═══ Records supplied ═══
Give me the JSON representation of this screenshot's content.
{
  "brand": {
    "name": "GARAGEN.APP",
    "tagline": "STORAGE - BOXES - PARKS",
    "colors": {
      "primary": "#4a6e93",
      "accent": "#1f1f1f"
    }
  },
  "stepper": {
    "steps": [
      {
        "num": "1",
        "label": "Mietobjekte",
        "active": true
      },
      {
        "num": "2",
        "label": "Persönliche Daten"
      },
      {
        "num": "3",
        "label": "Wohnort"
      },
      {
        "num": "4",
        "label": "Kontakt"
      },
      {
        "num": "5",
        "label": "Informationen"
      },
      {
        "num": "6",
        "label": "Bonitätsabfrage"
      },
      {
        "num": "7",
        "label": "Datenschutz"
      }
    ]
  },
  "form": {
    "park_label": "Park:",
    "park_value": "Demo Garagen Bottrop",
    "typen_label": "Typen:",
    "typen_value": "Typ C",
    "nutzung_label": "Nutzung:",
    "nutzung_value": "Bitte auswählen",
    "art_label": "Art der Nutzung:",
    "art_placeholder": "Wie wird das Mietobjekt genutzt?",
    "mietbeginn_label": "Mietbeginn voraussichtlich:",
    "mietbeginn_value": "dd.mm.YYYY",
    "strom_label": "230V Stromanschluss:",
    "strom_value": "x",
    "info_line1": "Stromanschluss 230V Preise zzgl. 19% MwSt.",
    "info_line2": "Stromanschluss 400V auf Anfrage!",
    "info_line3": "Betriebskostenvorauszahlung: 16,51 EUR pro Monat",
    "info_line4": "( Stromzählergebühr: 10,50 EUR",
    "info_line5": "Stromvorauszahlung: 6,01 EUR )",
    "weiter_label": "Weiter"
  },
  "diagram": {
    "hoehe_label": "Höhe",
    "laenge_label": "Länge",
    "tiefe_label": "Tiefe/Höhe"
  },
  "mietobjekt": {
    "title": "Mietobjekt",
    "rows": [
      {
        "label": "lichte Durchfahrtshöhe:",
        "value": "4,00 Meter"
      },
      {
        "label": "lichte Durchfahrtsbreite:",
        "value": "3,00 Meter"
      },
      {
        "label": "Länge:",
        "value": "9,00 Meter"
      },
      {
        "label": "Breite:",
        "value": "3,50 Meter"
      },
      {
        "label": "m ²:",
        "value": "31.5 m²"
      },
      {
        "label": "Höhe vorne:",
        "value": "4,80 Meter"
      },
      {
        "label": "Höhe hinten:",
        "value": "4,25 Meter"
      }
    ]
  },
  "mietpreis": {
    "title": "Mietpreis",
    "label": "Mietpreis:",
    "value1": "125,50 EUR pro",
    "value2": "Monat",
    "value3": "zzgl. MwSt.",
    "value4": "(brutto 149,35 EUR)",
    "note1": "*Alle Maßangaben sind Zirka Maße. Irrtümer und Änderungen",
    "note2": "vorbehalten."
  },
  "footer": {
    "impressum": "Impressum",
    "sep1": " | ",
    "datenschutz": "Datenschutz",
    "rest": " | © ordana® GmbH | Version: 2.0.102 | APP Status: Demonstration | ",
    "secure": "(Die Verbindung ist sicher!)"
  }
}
═══
Pull every line holding "Stromanschluss" out of the records.

■ Task output:
    "strom_label": "230V Stromanschluss:",
    "info_line1": "Stromanschluss 230V Preise zzgl. 19% MwSt.",
    "info_line2": "Stromanschluss 400V auf Anfrage!",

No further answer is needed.